**Data records**

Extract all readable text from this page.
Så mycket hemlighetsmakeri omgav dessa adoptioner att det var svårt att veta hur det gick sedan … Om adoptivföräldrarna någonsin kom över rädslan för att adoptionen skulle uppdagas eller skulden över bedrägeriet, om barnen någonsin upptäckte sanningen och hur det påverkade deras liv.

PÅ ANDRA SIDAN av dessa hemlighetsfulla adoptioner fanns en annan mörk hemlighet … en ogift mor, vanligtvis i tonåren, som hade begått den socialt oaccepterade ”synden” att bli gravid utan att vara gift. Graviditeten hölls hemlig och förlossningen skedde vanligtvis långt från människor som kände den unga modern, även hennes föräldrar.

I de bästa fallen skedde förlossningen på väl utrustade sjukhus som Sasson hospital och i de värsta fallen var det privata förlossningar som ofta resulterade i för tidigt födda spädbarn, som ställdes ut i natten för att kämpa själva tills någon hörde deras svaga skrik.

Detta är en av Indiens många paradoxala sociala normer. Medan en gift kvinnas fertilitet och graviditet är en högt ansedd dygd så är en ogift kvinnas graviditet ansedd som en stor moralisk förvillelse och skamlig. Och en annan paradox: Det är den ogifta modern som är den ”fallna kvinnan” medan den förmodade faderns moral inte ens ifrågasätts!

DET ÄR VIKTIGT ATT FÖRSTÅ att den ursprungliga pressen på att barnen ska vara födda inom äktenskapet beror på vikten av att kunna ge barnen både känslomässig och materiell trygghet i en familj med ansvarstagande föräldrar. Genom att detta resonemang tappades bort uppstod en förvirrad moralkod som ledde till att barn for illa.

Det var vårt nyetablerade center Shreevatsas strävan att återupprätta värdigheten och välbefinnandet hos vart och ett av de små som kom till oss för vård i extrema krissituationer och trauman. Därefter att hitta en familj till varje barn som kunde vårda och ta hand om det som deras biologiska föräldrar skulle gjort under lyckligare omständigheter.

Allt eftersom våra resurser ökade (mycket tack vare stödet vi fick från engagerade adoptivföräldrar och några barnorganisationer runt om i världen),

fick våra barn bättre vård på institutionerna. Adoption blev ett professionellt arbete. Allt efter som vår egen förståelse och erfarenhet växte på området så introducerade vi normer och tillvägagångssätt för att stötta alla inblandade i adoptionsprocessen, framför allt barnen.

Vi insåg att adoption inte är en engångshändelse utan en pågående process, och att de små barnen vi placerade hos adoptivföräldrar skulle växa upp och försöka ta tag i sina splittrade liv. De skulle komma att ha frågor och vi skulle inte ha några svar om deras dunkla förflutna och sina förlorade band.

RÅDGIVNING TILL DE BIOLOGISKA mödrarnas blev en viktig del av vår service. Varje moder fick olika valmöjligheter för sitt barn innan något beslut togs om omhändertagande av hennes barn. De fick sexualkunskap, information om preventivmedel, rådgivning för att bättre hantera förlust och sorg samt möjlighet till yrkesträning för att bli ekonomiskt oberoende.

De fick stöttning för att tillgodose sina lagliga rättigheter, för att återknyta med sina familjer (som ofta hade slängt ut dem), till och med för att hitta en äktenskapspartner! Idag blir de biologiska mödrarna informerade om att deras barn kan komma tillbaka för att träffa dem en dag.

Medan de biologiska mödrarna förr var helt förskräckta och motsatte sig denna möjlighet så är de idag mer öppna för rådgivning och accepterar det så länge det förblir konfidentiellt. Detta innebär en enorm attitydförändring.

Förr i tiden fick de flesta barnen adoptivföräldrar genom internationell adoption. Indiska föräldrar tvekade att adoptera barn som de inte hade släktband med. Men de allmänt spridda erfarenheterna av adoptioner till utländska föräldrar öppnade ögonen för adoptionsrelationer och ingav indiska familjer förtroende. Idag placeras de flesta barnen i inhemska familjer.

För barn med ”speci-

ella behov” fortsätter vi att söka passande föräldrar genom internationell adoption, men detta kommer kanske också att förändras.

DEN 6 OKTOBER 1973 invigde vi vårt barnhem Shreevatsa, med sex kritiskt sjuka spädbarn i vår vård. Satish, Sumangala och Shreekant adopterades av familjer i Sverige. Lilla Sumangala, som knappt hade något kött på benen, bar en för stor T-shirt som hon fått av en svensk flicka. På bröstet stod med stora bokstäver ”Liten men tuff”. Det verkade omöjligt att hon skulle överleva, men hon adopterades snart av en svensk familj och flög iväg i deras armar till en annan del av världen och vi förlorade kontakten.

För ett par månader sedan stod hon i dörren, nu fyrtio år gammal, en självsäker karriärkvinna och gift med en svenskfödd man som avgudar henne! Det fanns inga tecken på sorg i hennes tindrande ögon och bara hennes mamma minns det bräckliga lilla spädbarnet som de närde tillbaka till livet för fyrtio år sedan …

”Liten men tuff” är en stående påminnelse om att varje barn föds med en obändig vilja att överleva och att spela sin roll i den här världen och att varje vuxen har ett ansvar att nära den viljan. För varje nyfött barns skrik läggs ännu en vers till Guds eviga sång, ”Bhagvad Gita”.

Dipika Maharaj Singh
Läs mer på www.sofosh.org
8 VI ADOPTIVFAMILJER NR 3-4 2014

**Exercise objective**
Each line above must be retyped exactly.

**Answer to this task**
Extract all readable text from this page.
Så mycket hemlighetsmakeri omgav dessa adoptioner att det var svårt att veta hur det gick sedan … Om adoptivföräldrarna någonsin kom över rädslan för att adoptionen skulle uppdagas eller skulden över bedrägeriet, om barnen någonsin upptäckte sanningen och hur det påverkade deras liv.

PÅ ANDRA SIDAN av dessa hemlighetsfulla adoptioner fanns en annan mörk hemlighet … en ogift mor, vanligtvis i tonåren, som hade begått den socialt oaccepterade ”synden” att bli gravid utan att vara gift. Graviditeten hölls hemlig och förlossningen skedde vanligtvis långt från människor som kände den unga modern, även hennes föräldrar.

I de bästa fallen skedde förlossningen på väl utrustade sjukhus som Sasson hospital och i de värsta fallen var det privata förlossningar som ofta resulterade i för tidigt födda spädbarn, som ställdes ut i natten för att kämpa själva tills någon hörde deras svaga skrik.

Detta är en av Indiens många paradoxala sociala normer. Medan en gift kvinnas fertilitet och graviditet är en högt ansedd dygd så är en ogift kvinnas graviditet ansedd som en stor moralisk förvillelse och skamlig. Och en annan paradox: Det är den ogifta modern som är den ”fallna kvinnan” medan den förmodade faderns moral inte ens ifrågasätts!

DET ÄR VIKTIGT ATT FÖRSTÅ att den ursprungliga pressen på att barnen ska vara födda inom äktenskapet beror på vikten av att kunna ge barnen både känslomässig och materiell trygghet i en familj med ansvarstagande föräldrar. Genom att detta resonemang tappades bort uppstod en förvirrad moralkod som ledde till att barn for illa.

Det var vårt nyetablerade center Shreevatsas strävan att återupprätta värdigheten och välbefinnandet hos vart och ett av de små som kom till oss för vård i extrema krissituationer och trauman. Därefter att hitta en familj till varje barn som kunde vårda och ta hand om det som deras biologiska föräldrar skulle gjort under lyckligare omständigheter.

Allt eftersom våra resurser ökade (mycket tack vare stödet vi fick från engagerade adoptivföräldrar och några barnorganisationer runt om i världen),

fick våra barn bättre vård på institutionerna. Adoption blev ett professionellt arbete. Allt efter som vår egen förståelse och erfarenhet växte på området så introducerade vi normer och tillvägagångssätt för att stötta alla inblandade i adoptionsprocessen, framför allt barnen.

Vi insåg att adoption inte är en engångshändelse utan en pågående process, och att de små barnen vi placerade hos adoptivföräldrar skulle växa upp och försöka ta tag i sina splittrade liv. De skulle komma att ha frågor och vi skulle inte ha några svar om deras dunkla förflutna och sina förlorade band.

RÅDGIVNING TILL DE BIOLOGISKA mödrarnas blev en viktig del av vår service. Varje moder fick olika valmöjligheter för sitt barn innan något beslut togs om omhändertagande av hennes barn. De fick sexualkunskap, information om preventivmedel, rådgivning för att bättre hantera förlust och sorg samt möjlighet till yrkesträning för att bli ekonomiskt oberoende.

De fick stöttning för att tillgodose sina lagliga rättigheter, för att återknyta med sina familjer (som ofta hade slängt ut dem), till och med för att hitta en äktenskapspartner! Idag blir de biologiska mödrarna informerade om att deras barn kan komma tillbaka för att träffa dem en dag.

Medan de biologiska mödrarna förr var helt förskräckta och motsatte sig denna möjlighet så är de idag mer öppna för rådgivning och accepterar det så länge det förblir konfidentiellt. Detta innebär en enorm attitydförändring.

Förr i tiden fick de flesta barnen adoptivföräldrar genom internationell adoption. Indiska föräldrar tvekade att adoptera barn som de inte hade släktband med. Men de allmänt spridda erfarenheterna av adoptioner till utländska föräldrar öppnade ögonen för adoptionsrelationer och ingav indiska familjer förtroende. Idag placeras de flesta barnen i inhemska familjer.

För barn med ”speci-

ella behov” fortsätter vi att söka passande föräldrar genom internationell adoption, men detta kommer kanske också att förändras.

DEN 6 OKTOBER 1973 invigde vi vårt barnhem Shreevatsa, med sex kritiskt sjuka spädbarn i vår vård. Satish, Sumangala och Shreekant adopterades av familjer i Sverige. Lilla Sumangala, som knappt hade något kött på benen, bar en för stor T-shirt som hon fått av en svensk flicka. På bröstet stod med stora bokstäver ”Liten men tuff”. Det verkade omöjligt att hon skulle överleva, men hon adopterades snart av en svensk familj och flög iväg i deras armar till en annan del av världen och vi förlorade kontakten.

För ett par månader sedan stod hon i dörren, nu fyrtio år gammal, en självsäker karriärkvinna och gift med en svenskfödd man som avgudar henne! Det fanns inga tecken på sorg i hennes tindrande ögon och bara hennes mamma minns det bräckliga lilla spädbarnet som de närde tillbaka till livet för fyrtio år sedan …

”Liten men tuff” är en stående påminnelse om att varje barn föds med en obändig vilja att överleva och att spela sin roll i den här världen och att varje vuxen har ett ansvar att nära den viljan. För varje nyfött barns skrik läggs ännu en vers till Guds eviga sång, ”Bhagvad Gita”.

Dipika Maharaj Singh
Läs mer på www.sofosh.org
8 VI ADOPTIVFAMILJER NR 3-4 2014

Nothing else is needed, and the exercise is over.